_Saved data entries_
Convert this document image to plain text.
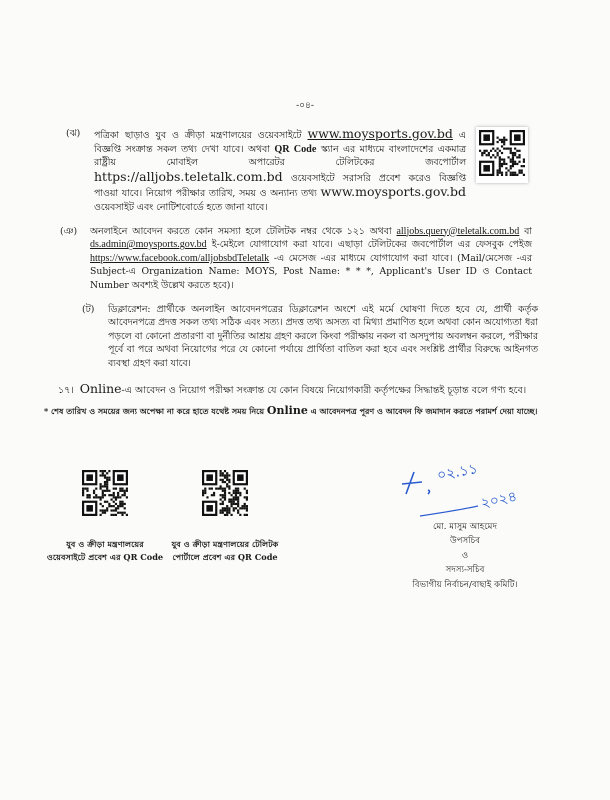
-০৪-
(ঝ)	পত্রিকা ছাড়াও যুব ও ক্রীড়া মন্ত্রণালয়ের ওয়েবসাইটে www.moysports.gov.bd এ বিজ্ঞপ্তি সংক্রান্ত সকল তথ্য দেখা যাবে। অথবা QR Code স্ক্যান এর মাধ্যমে বাংলাদেশের একমাত্র রাষ্ট্রীয় মোবাইল অপারেটর টেলিটকের জবপোর্টাল https://alljobs.teletalk.com.bd ওয়েবসাইটে সরাসরি প্রবেশ করেও বিজ্ঞপ্তি পাওয়া যাবে। নিয়োগ পরীক্ষার তারিখ, সময় ও অন্যান্য তথ্য www.moysports.gov.bd ওয়েবসাইট এবং নোটিশবোর্ডে হতে জানা যাবে।
(ঞ)	অনলাইনে আবেদন করতে কোন সমস্যা হলে টেলিটক নম্বর থেকে ১২১ অথবা alljobs.query@teletalk.com.bd বা ds.admin@moysports.gov.bd ই-মেইলে যোগাযোগ করা যাবে। এছাড়া টেলিটকের জবপোর্টাল এর ফেসবুক পেইজ https://www.facebook.com/alljobsbdTeletalk -এ মেসেজ -এর মাধ্যমে যোগাযোগ করা যাবে। (Mail/মেসেজ -এর Subject-এ Organization Name: MOYS, Post Name: * * *, Applicant's User ID ও Contact Number অবশ্যই উল্লেখ করতে হবে)।
(ট)	ডিক্লারেশন: প্রার্থীকে অনলাইন আবেদনপত্রের ডিক্লারেশন অংশে এই মর্মে ঘোষণা দিতে হবে যে, প্রার্থী কর্তৃক আবেদনপত্রে প্রদত্ত সকল তথ্য সঠিক এবং সত্য। প্রদত্ত তথ্য অসত্য বা মিথ্যা প্রমাণিত হলে অথবা কোন অযোগ্যতা ধরা পড়লে বা কোনো প্রতারণা বা দুর্নীতির আশ্রয় গ্রহণ করলে কিংবা পরীক্ষায় নকল বা অসদুপায় অবলম্বন করলে, পরীক্ষার পূর্বে বা পরে অথবা নিয়োগের পরে যে কোনো পর্যায়ে প্রার্থিতা বাতিল করা হবে এবং সংশ্লিষ্ট প্রার্থীর বিরুদ্ধে আইনগত ব্যবস্থা গ্রহণ করা যাবে।
১৭। Online-এ আবেদন ও নিয়োগ পরীক্ষা সংক্রান্ত যে কোন বিষয়ে নিয়োগকারী কর্তৃপক্ষের সিদ্ধান্তই চূড়ান্ত বলে গণ্য হবে।
* শেষ তারিখ ও সময়ের জন্য অপেক্ষা না করে হাতে যথেষ্ট সময় নিয়ে Online এ আবেদনপত্র পূরণ ও আবেদন ফি জমাদান করতে পরামর্শ দেয়া যাচ্ছে।
যুব ও ক্রীড়া মন্ত্রণালয়ের
ওয়েবসাইটে প্রবেশ এর QR Code
যুব ও ক্রীড়া মন্ত্রণালয়ের টেলিটক
পোর্টালে প্রবেশ এর QR Code
০২.১১
২০২৪
মো. মাসুম আহমেদ
উপসচিব
ও
সদস্য-সচিব
বিভাগীয় নির্বাচন/বাছাই কমিটি।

_WORK REQUIRED_
Of the lines in the data, how many contain the word "Online"? Provide the number and nothing further.

_RESULT BELOW_
2